* _Exercise objective_
Copy each line of the data below exactly, leaving out pictures.
+===+
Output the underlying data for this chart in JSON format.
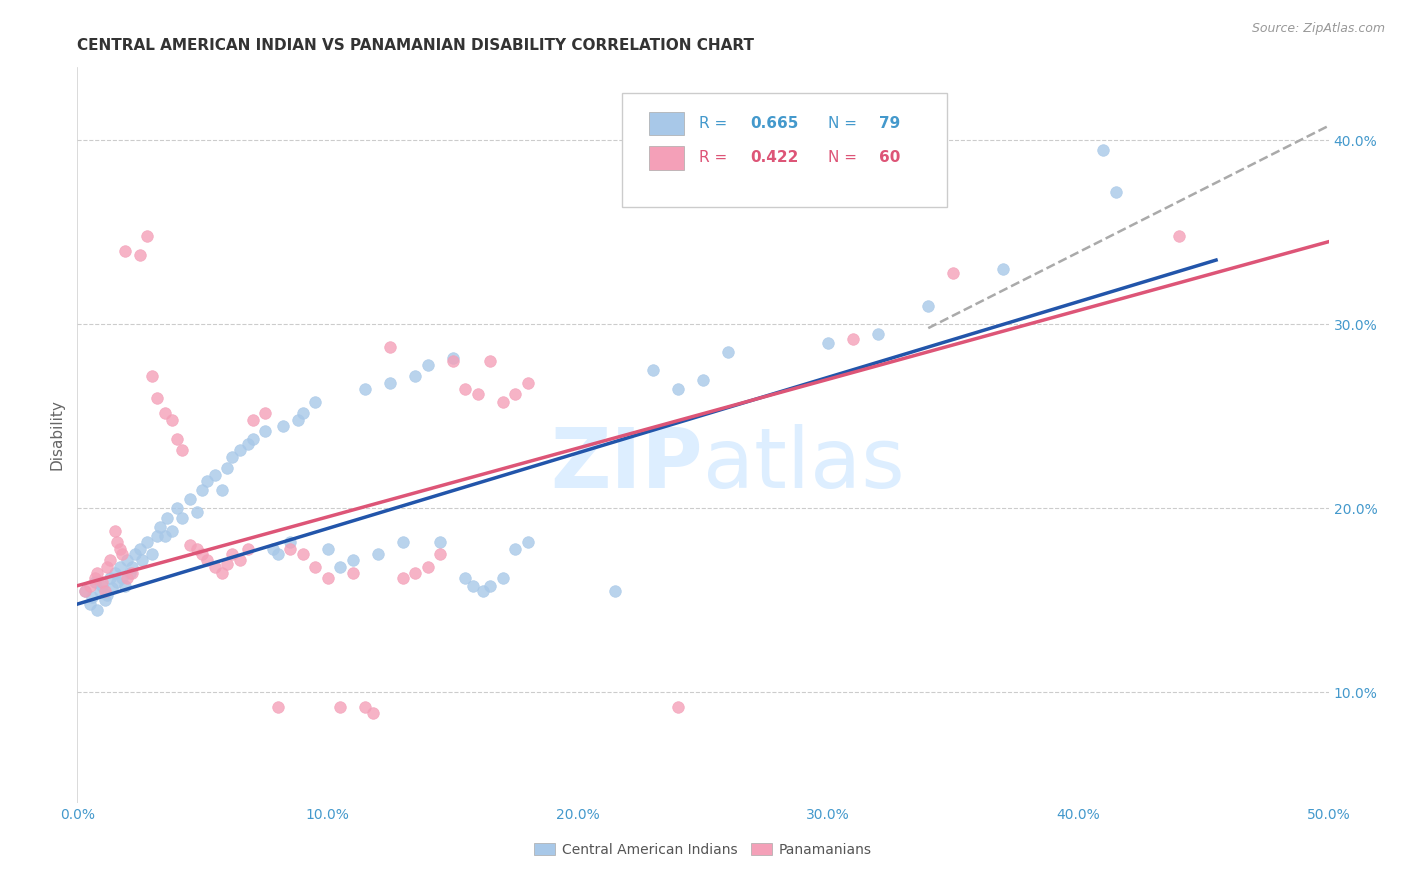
{
  "title": "CENTRAL AMERICAN INDIAN VS PANAMANIAN DISABILITY CORRELATION CHART",
  "source": "Source: ZipAtlas.com",
  "ylabel": "Disability",
  "xlim": [
    0.0,
    0.5
  ],
  "ylim": [
    0.04,
    0.44
  ],
  "xticks": [
    0.0,
    0.1,
    0.2,
    0.3,
    0.4,
    0.5
  ],
  "yticks": [
    0.1,
    0.2,
    0.3,
    0.4
  ],
  "xtick_labels": [
    "0.0%",
    "10.0%",
    "20.0%",
    "30.0%",
    "40.0%",
    "50.0%"
  ],
  "ytick_labels": [
    "10.0%",
    "20.0%",
    "30.0%",
    "40.0%"
  ],
  "blue_scatter": [
    [
      0.003,
      0.155
    ],
    [
      0.005,
      0.148
    ],
    [
      0.006,
      0.152
    ],
    [
      0.007,
      0.16
    ],
    [
      0.008,
      0.145
    ],
    [
      0.009,
      0.155
    ],
    [
      0.01,
      0.158
    ],
    [
      0.011,
      0.15
    ],
    [
      0.012,
      0.153
    ],
    [
      0.013,
      0.162
    ],
    [
      0.014,
      0.157
    ],
    [
      0.015,
      0.165
    ],
    [
      0.016,
      0.16
    ],
    [
      0.017,
      0.168
    ],
    [
      0.018,
      0.162
    ],
    [
      0.019,
      0.158
    ],
    [
      0.02,
      0.172
    ],
    [
      0.021,
      0.165
    ],
    [
      0.022,
      0.168
    ],
    [
      0.023,
      0.175
    ],
    [
      0.025,
      0.178
    ],
    [
      0.026,
      0.172
    ],
    [
      0.028,
      0.182
    ],
    [
      0.03,
      0.175
    ],
    [
      0.032,
      0.185
    ],
    [
      0.033,
      0.19
    ],
    [
      0.035,
      0.185
    ],
    [
      0.036,
      0.195
    ],
    [
      0.038,
      0.188
    ],
    [
      0.04,
      0.2
    ],
    [
      0.042,
      0.195
    ],
    [
      0.045,
      0.205
    ],
    [
      0.048,
      0.198
    ],
    [
      0.05,
      0.21
    ],
    [
      0.052,
      0.215
    ],
    [
      0.055,
      0.218
    ],
    [
      0.058,
      0.21
    ],
    [
      0.06,
      0.222
    ],
    [
      0.062,
      0.228
    ],
    [
      0.065,
      0.232
    ],
    [
      0.068,
      0.235
    ],
    [
      0.07,
      0.238
    ],
    [
      0.075,
      0.242
    ],
    [
      0.078,
      0.178
    ],
    [
      0.08,
      0.175
    ],
    [
      0.082,
      0.245
    ],
    [
      0.085,
      0.182
    ],
    [
      0.088,
      0.248
    ],
    [
      0.09,
      0.252
    ],
    [
      0.095,
      0.258
    ],
    [
      0.1,
      0.178
    ],
    [
      0.105,
      0.168
    ],
    [
      0.11,
      0.172
    ],
    [
      0.115,
      0.265
    ],
    [
      0.12,
      0.175
    ],
    [
      0.125,
      0.268
    ],
    [
      0.13,
      0.182
    ],
    [
      0.135,
      0.272
    ],
    [
      0.14,
      0.278
    ],
    [
      0.145,
      0.182
    ],
    [
      0.15,
      0.282
    ],
    [
      0.155,
      0.162
    ],
    [
      0.158,
      0.158
    ],
    [
      0.162,
      0.155
    ],
    [
      0.165,
      0.158
    ],
    [
      0.17,
      0.162
    ],
    [
      0.175,
      0.178
    ],
    [
      0.18,
      0.182
    ],
    [
      0.215,
      0.155
    ],
    [
      0.23,
      0.275
    ],
    [
      0.24,
      0.265
    ],
    [
      0.25,
      0.27
    ],
    [
      0.26,
      0.285
    ],
    [
      0.3,
      0.29
    ],
    [
      0.32,
      0.295
    ],
    [
      0.34,
      0.31
    ],
    [
      0.37,
      0.33
    ],
    [
      0.41,
      0.395
    ],
    [
      0.415,
      0.372
    ]
  ],
  "pink_scatter": [
    [
      0.003,
      0.155
    ],
    [
      0.005,
      0.158
    ],
    [
      0.007,
      0.162
    ],
    [
      0.008,
      0.165
    ],
    [
      0.01,
      0.16
    ],
    [
      0.011,
      0.155
    ],
    [
      0.012,
      0.168
    ],
    [
      0.013,
      0.172
    ],
    [
      0.015,
      0.188
    ],
    [
      0.016,
      0.182
    ],
    [
      0.017,
      0.178
    ],
    [
      0.018,
      0.175
    ],
    [
      0.019,
      0.34
    ],
    [
      0.02,
      0.162
    ],
    [
      0.022,
      0.165
    ],
    [
      0.025,
      0.338
    ],
    [
      0.028,
      0.348
    ],
    [
      0.03,
      0.272
    ],
    [
      0.032,
      0.26
    ],
    [
      0.035,
      0.252
    ],
    [
      0.038,
      0.248
    ],
    [
      0.04,
      0.238
    ],
    [
      0.042,
      0.232
    ],
    [
      0.045,
      0.18
    ],
    [
      0.048,
      0.178
    ],
    [
      0.05,
      0.175
    ],
    [
      0.052,
      0.172
    ],
    [
      0.055,
      0.168
    ],
    [
      0.058,
      0.165
    ],
    [
      0.06,
      0.17
    ],
    [
      0.062,
      0.175
    ],
    [
      0.065,
      0.172
    ],
    [
      0.068,
      0.178
    ],
    [
      0.07,
      0.248
    ],
    [
      0.075,
      0.252
    ],
    [
      0.08,
      0.092
    ],
    [
      0.085,
      0.178
    ],
    [
      0.09,
      0.175
    ],
    [
      0.095,
      0.168
    ],
    [
      0.1,
      0.162
    ],
    [
      0.105,
      0.092
    ],
    [
      0.11,
      0.165
    ],
    [
      0.115,
      0.092
    ],
    [
      0.118,
      0.089
    ],
    [
      0.125,
      0.288
    ],
    [
      0.13,
      0.162
    ],
    [
      0.135,
      0.165
    ],
    [
      0.14,
      0.168
    ],
    [
      0.145,
      0.175
    ],
    [
      0.15,
      0.28
    ],
    [
      0.155,
      0.265
    ],
    [
      0.16,
      0.262
    ],
    [
      0.165,
      0.28
    ],
    [
      0.17,
      0.258
    ],
    [
      0.175,
      0.262
    ],
    [
      0.18,
      0.268
    ],
    [
      0.24,
      0.092
    ],
    [
      0.31,
      0.292
    ],
    [
      0.35,
      0.328
    ],
    [
      0.44,
      0.348
    ]
  ],
  "blue_line_x": [
    0.0,
    0.455
  ],
  "blue_line_y": [
    0.148,
    0.335
  ],
  "pink_line_x": [
    0.0,
    0.5
  ],
  "pink_line_y": [
    0.158,
    0.345
  ],
  "dashed_line_x": [
    0.34,
    0.5
  ],
  "dashed_line_y": [
    0.298,
    0.408
  ],
  "scatter_size": 70,
  "blue_color": "#a8c8e8",
  "pink_color": "#f4a0b8",
  "blue_line_color": "#2255aa",
  "pink_line_color": "#dd5577",
  "dashed_color": "#aaaaaa",
  "grid_color": "#cccccc",
  "title_color": "#333333",
  "tick_color": "#4499cc",
  "legend_text_color_blue": "#4499cc",
  "legend_text_color_pink": "#dd5577",
  "watermark_color": "#ddeeff",
  "background_color": "#ffffff"
}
+===+
* _The response_
Output the underlying data for this chart in JSON format.
{
  "title": "CENTRAL AMERICAN INDIAN VS PANAMANIAN DISABILITY CORRELATION CHART",
  "source": "Source: ZipAtlas.com",
  "ylabel": "Disability",
  "xlim": [
    0.0,
    0.5
  ],
  "ylim": [
    0.04,
    0.44
  ],
  "xticks": [
    0.0,
    0.1,
    0.2,
    0.3,
    0.4,
    0.5
  ],
  "yticks": [
    0.1,
    0.2,
    0.3,
    0.4
  ],
  "xtick_labels": [
    "0.0%",
    "10.0%",
    "20.0%",
    "30.0%",
    "40.0%",
    "50.0%"
  ],
  "ytick_labels": [
    "10.0%",
    "20.0%",
    "30.0%",
    "40.0%"
  ],
  "blue_scatter": [
    [
      0.003,
      0.155
    ],
    [
      0.005,
      0.148
    ],
    [
      0.006,
      0.152
    ],
    [
      0.007,
      0.16
    ],
    [
      0.008,
      0.145
    ],
    [
      0.009,
      0.155
    ],
    [
      0.01,
      0.158
    ],
    [
      0.011,
      0.15
    ],
    [
      0.012,
      0.153
    ],
    [
      0.013,
      0.162
    ],
    [
      0.014,
      0.157
    ],
    [
      0.015,
      0.165
    ],
    [
      0.016,
      0.16
    ],
    [
      0.017,
      0.168
    ],
    [
      0.018,
      0.162
    ],
    [
      0.019,
      0.158
    ],
    [
      0.02,
      0.172
    ],
    [
      0.021,
      0.165
    ],
    [
      0.022,
      0.168
    ],
    [
      0.023,
      0.175
    ],
    [
      0.025,
      0.178
    ],
    [
      0.026,
      0.172
    ],
    [
      0.028,
      0.182
    ],
    [
      0.03,
      0.175
    ],
    [
      0.032,
      0.185
    ],
    [
      0.033,
      0.19
    ],
    [
      0.035,
      0.185
    ],
    [
      0.036,
      0.195
    ],
    [
      0.038,
      0.188
    ],
    [
      0.04,
      0.2
    ],
    [
      0.042,
      0.195
    ],
    [
      0.045,
      0.205
    ],
    [
      0.048,
      0.198
    ],
    [
      0.05,
      0.21
    ],
    [
      0.052,
      0.215
    ],
    [
      0.055,
      0.218
    ],
    [
      0.058,
      0.21
    ],
    [
      0.06,
      0.222
    ],
    [
      0.062,
      0.228
    ],
    [
      0.065,
      0.232
    ],
    [
      0.068,
      0.235
    ],
    [
      0.07,
      0.238
    ],
    [
      0.075,
      0.242
    ],
    [
      0.078,
      0.178
    ],
    [
      0.08,
      0.175
    ],
    [
      0.082,
      0.245
    ],
    [
      0.085,
      0.182
    ],
    [
      0.088,
      0.248
    ],
    [
      0.09,
      0.252
    ],
    [
      0.095,
      0.258
    ],
    [
      0.1,
      0.178
    ],
    [
      0.105,
      0.168
    ],
    [
      0.11,
      0.172
    ],
    [
      0.115,
      0.265
    ],
    [
      0.12,
      0.175
    ],
    [
      0.125,
      0.268
    ],
    [
      0.13,
      0.182
    ],
    [
      0.135,
      0.272
    ],
    [
      0.14,
      0.278
    ],
    [
      0.145,
      0.182
    ],
    [
      0.15,
      0.282
    ],
    [
      0.155,
      0.162
    ],
    [
      0.158,
      0.158
    ],
    [
      0.162,
      0.155
    ],
    [
      0.165,
      0.158
    ],
    [
      0.17,
      0.162
    ],
    [
      0.175,
      0.178
    ],
    [
      0.18,
      0.182
    ],
    [
      0.215,
      0.155
    ],
    [
      0.23,
      0.275
    ],
    [
      0.24,
      0.265
    ],
    [
      0.25,
      0.27
    ],
    [
      0.26,
      0.285
    ],
    [
      0.3,
      0.29
    ],
    [
      0.32,
      0.295
    ],
    [
      0.34,
      0.31
    ],
    [
      0.37,
      0.33
    ],
    [
      0.41,
      0.395
    ],
    [
      0.415,
      0.372
    ]
  ],
  "pink_scatter": [
    [
      0.003,
      0.155
    ],
    [
      0.005,
      0.158
    ],
    [
      0.007,
      0.162
    ],
    [
      0.008,
      0.165
    ],
    [
      0.01,
      0.16
    ],
    [
      0.011,
      0.155
    ],
    [
      0.012,
      0.168
    ],
    [
      0.013,
      0.172
    ],
    [
      0.015,
      0.188
    ],
    [
      0.016,
      0.182
    ],
    [
      0.017,
      0.178
    ],
    [
      0.018,
      0.175
    ],
    [
      0.019,
      0.34
    ],
    [
      0.02,
      0.162
    ],
    [
      0.022,
      0.165
    ],
    [
      0.025,
      0.338
    ],
    [
      0.028,
      0.348
    ],
    [
      0.03,
      0.272
    ],
    [
      0.032,
      0.26
    ],
    [
      0.035,
      0.252
    ],
    [
      0.038,
      0.248
    ],
    [
      0.04,
      0.238
    ],
    [
      0.042,
      0.232
    ],
    [
      0.045,
      0.18
    ],
    [
      0.048,
      0.178
    ],
    [
      0.05,
      0.175
    ],
    [
      0.052,
      0.172
    ],
    [
      0.055,
      0.168
    ],
    [
      0.058,
      0.165
    ],
    [
      0.06,
      0.17
    ],
    [
      0.062,
      0.175
    ],
    [
      0.065,
      0.172
    ],
    [
      0.068,
      0.178
    ],
    [
      0.07,
      0.248
    ],
    [
      0.075,
      0.252
    ],
    [
      0.08,
      0.092
    ],
    [
      0.085,
      0.178
    ],
    [
      0.09,
      0.175
    ],
    [
      0.095,
      0.168
    ],
    [
      0.1,
      0.162
    ],
    [
      0.105,
      0.092
    ],
    [
      0.11,
      0.165
    ],
    [
      0.115,
      0.092
    ],
    [
      0.118,
      0.089
    ],
    [
      0.125,
      0.288
    ],
    [
      0.13,
      0.162
    ],
    [
      0.135,
      0.165
    ],
    [
      0.14,
      0.168
    ],
    [
      0.145,
      0.175
    ],
    [
      0.15,
      0.28
    ],
    [
      0.155,
      0.265
    ],
    [
      0.16,
      0.262
    ],
    [
      0.165,
      0.28
    ],
    [
      0.17,
      0.258
    ],
    [
      0.175,
      0.262
    ],
    [
      0.18,
      0.268
    ],
    [
      0.24,
      0.092
    ],
    [
      0.31,
      0.292
    ],
    [
      0.35,
      0.328
    ],
    [
      0.44,
      0.348
    ]
  ],
  "blue_line_x": [
    0.0,
    0.455
  ],
  "blue_line_y": [
    0.148,
    0.335
  ],
  "pink_line_x": [
    0.0,
    0.5
  ],
  "pink_line_y": [
    0.158,
    0.345
  ],
  "dashed_line_x": [
    0.34,
    0.5
  ],
  "dashed_line_y": [
    0.298,
    0.408
  ],
  "scatter_size": 70,
  "blue_color": "#a8c8e8",
  "pink_color": "#f4a0b8",
  "blue_line_color": "#2255aa",
  "pink_line_color": "#dd5577",
  "dashed_color": "#aaaaaa",
  "grid_color": "#cccccc",
  "title_color": "#333333",
  "tick_color": "#4499cc",
  "legend_text_color_blue": "#4499cc",
  "legend_text_color_pink": "#dd5577",
  "watermark_color": "#ddeeff",
  "background_color": "#ffffff"
}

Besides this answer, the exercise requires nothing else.